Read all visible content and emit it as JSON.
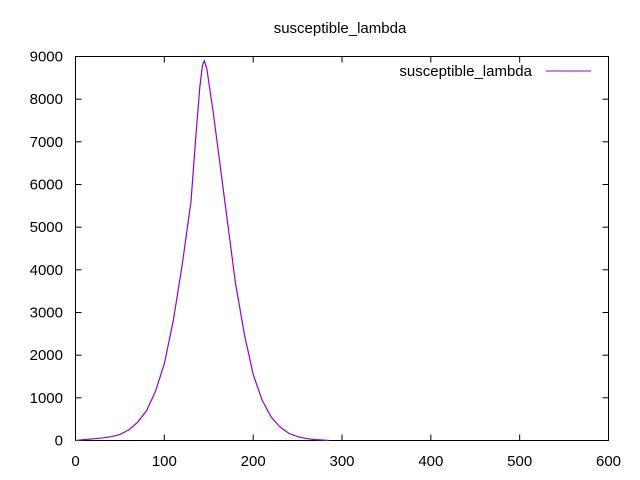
{
  "chart_data": {
    "type": "line",
    "title": "susceptible_lambda",
    "xlabel": "",
    "ylabel": "",
    "xlim": [
      0,
      600
    ],
    "ylim": [
      0,
      9000
    ],
    "x_ticks": [
      0,
      100,
      200,
      300,
      400,
      500,
      600
    ],
    "y_ticks": [
      0,
      1000,
      2000,
      3000,
      4000,
      5000,
      6000,
      7000,
      8000,
      9000
    ],
    "grid": false,
    "legend_position": "top-right",
    "series": [
      {
        "name": "susceptible_lambda",
        "color": "#9400d3",
        "points": [
          [
            0,
            0
          ],
          [
            10,
            20
          ],
          [
            20,
            40
          ],
          [
            30,
            60
          ],
          [
            40,
            90
          ],
          [
            50,
            140
          ],
          [
            60,
            250
          ],
          [
            70,
            430
          ],
          [
            80,
            700
          ],
          [
            90,
            1150
          ],
          [
            100,
            1800
          ],
          [
            110,
            2800
          ],
          [
            120,
            4100
          ],
          [
            130,
            5600
          ],
          [
            135,
            7000
          ],
          [
            140,
            8300
          ],
          [
            143,
            8800
          ],
          [
            145,
            8900
          ],
          [
            148,
            8700
          ],
          [
            150,
            8400
          ],
          [
            155,
            7700
          ],
          [
            160,
            6900
          ],
          [
            170,
            5300
          ],
          [
            180,
            3700
          ],
          [
            190,
            2500
          ],
          [
            200,
            1550
          ],
          [
            210,
            950
          ],
          [
            220,
            560
          ],
          [
            230,
            320
          ],
          [
            240,
            170
          ],
          [
            250,
            90
          ],
          [
            260,
            45
          ],
          [
            270,
            20
          ],
          [
            280,
            8
          ],
          [
            285,
            0
          ]
        ]
      }
    ]
  }
}
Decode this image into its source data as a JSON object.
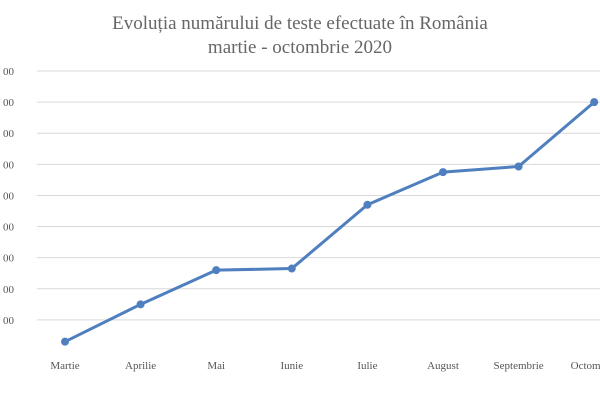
{
  "chart_data": {
    "type": "line",
    "title": "Evoluția numărului de teste efectuate în România",
    "subtitle": "martie - octombrie 2020",
    "categories": [
      "Martie",
      "Aprilie",
      "Mai",
      "Iunie",
      "Iulie",
      "August",
      "Septembrie",
      "Octombrie"
    ],
    "y_tick_labels": [
      "00",
      "00",
      "00",
      "00",
      "00",
      "00",
      "00",
      "00",
      "00"
    ],
    "series": [
      {
        "values": [
          0.3,
          1.5,
          2.6,
          2.65,
          4.7,
          5.75,
          5.93,
          8.0
        ]
      }
    ],
    "ylim": [
      0,
      9
    ],
    "grid": true,
    "legend": "none",
    "line_color": "#4f7fbf"
  }
}
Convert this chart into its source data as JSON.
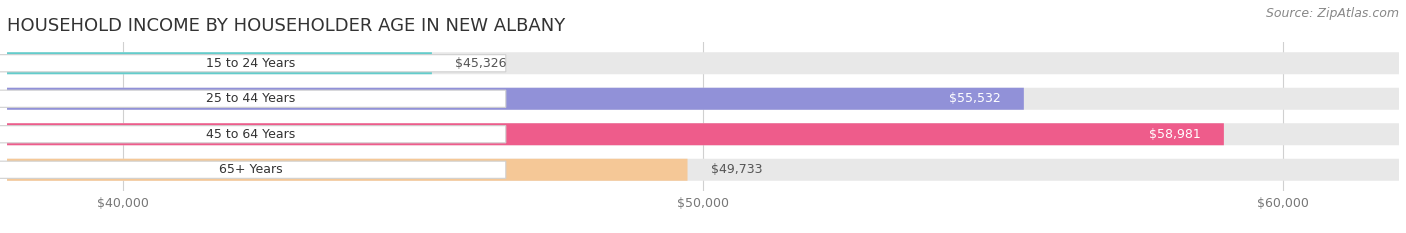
{
  "title": "HOUSEHOLD INCOME BY HOUSEHOLDER AGE IN NEW ALBANY",
  "source": "Source: ZipAtlas.com",
  "categories": [
    "15 to 24 Years",
    "25 to 44 Years",
    "45 to 64 Years",
    "65+ Years"
  ],
  "values": [
    45326,
    55532,
    58981,
    49733
  ],
  "bar_colors": [
    "#62CDCC",
    "#9191D8",
    "#EE5C8B",
    "#F5C897"
  ],
  "background_color": "#ffffff",
  "bar_bg_color": "#e8e8e8",
  "xlim_min": 38000,
  "xlim_max": 62000,
  "xticks": [
    40000,
    50000,
    60000
  ],
  "xtick_labels": [
    "$40,000",
    "$50,000",
    "$60,000"
  ],
  "title_fontsize": 13,
  "source_fontsize": 9,
  "label_fontsize": 9,
  "value_fontsize": 9,
  "bar_height": 0.62,
  "bar_gap": 0.38,
  "value_inside_color": "#ffffff",
  "value_outside_color": "#555555",
  "inside_threshold": 52000
}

_STATED EXERCISE_:
Set the pictures aside and transcribe the data above exactly.

_IN RESPONSE_:
Read all visible content and emit it as JSON.
{
  "chart_data": {
    "type": "line",
    "title": "susceptible_lambda",
    "xlabel": "",
    "ylabel": "",
    "xlim": [
      0,
      600
    ],
    "ylim": [
      0,
      9000
    ],
    "x_ticks": [
      0,
      100,
      200,
      300,
      400,
      500,
      600
    ],
    "y_ticks": [
      0,
      1000,
      2000,
      3000,
      4000,
      5000,
      6000,
      7000,
      8000,
      9000
    ],
    "grid": false,
    "legend_position": "top-right",
    "series": [
      {
        "name": "susceptible_lambda",
        "color": "#9400d3",
        "points": [
          [
            0,
            0
          ],
          [
            10,
            20
          ],
          [
            20,
            40
          ],
          [
            30,
            60
          ],
          [
            40,
            90
          ],
          [
            50,
            140
          ],
          [
            60,
            250
          ],
          [
            70,
            430
          ],
          [
            80,
            700
          ],
          [
            90,
            1150
          ],
          [
            100,
            1800
          ],
          [
            110,
            2800
          ],
          [
            120,
            4100
          ],
          [
            130,
            5600
          ],
          [
            135,
            7000
          ],
          [
            140,
            8300
          ],
          [
            143,
            8800
          ],
          [
            145,
            8900
          ],
          [
            148,
            8700
          ],
          [
            150,
            8400
          ],
          [
            155,
            7700
          ],
          [
            160,
            6900
          ],
          [
            170,
            5300
          ],
          [
            180,
            3700
          ],
          [
            190,
            2500
          ],
          [
            200,
            1550
          ],
          [
            210,
            950
          ],
          [
            220,
            560
          ],
          [
            230,
            320
          ],
          [
            240,
            170
          ],
          [
            250,
            90
          ],
          [
            260,
            45
          ],
          [
            270,
            20
          ],
          [
            280,
            8
          ],
          [
            285,
            0
          ]
        ]
      }
    ]
  }
}
Decode this image into its source data as a JSON object.
{
  "chart_data": {
    "type": "line",
    "title": "Evoluția numărului de teste efectuate în România",
    "subtitle": "martie - octombrie 2020",
    "categories": [
      "Martie",
      "Aprilie",
      "Mai",
      "Iunie",
      "Iulie",
      "August",
      "Septembrie",
      "Octombrie"
    ],
    "y_tick_labels": [
      "00",
      "00",
      "00",
      "00",
      "00",
      "00",
      "00",
      "00",
      "00"
    ],
    "series": [
      {
        "values": [
          0.3,
          1.5,
          2.6,
          2.65,
          4.7,
          5.75,
          5.93,
          8.0
        ]
      }
    ],
    "ylim": [
      0,
      9
    ],
    "grid": true,
    "legend": "none",
    "line_color": "#4f7fbf"
  }
}
Convert this chart into its source data as JSON.
{
  "title": "HOUSEHOLD INCOME BY HOUSEHOLDER AGE IN NEW ALBANY",
  "source": "Source: ZipAtlas.com",
  "categories": [
    "15 to 24 Years",
    "25 to 44 Years",
    "45 to 64 Years",
    "65+ Years"
  ],
  "values": [
    45326,
    55532,
    58981,
    49733
  ],
  "bar_colors": [
    "#62CDCC",
    "#9191D8",
    "#EE5C8B",
    "#F5C897"
  ],
  "background_color": "#ffffff",
  "bar_bg_color": "#e8e8e8",
  "xlim_min": 38000,
  "xlim_max": 62000,
  "xticks": [
    40000,
    50000,
    60000
  ],
  "xtick_labels": [
    "$40,000",
    "$50,000",
    "$60,000"
  ],
  "title_fontsize": 13,
  "source_fontsize": 9,
  "label_fontsize": 9,
  "value_fontsize": 9,
  "bar_height": 0.62,
  "bar_gap": 0.38,
  "value_inside_color": "#ffffff",
  "value_outside_color": "#555555",
  "inside_threshold": 52000
}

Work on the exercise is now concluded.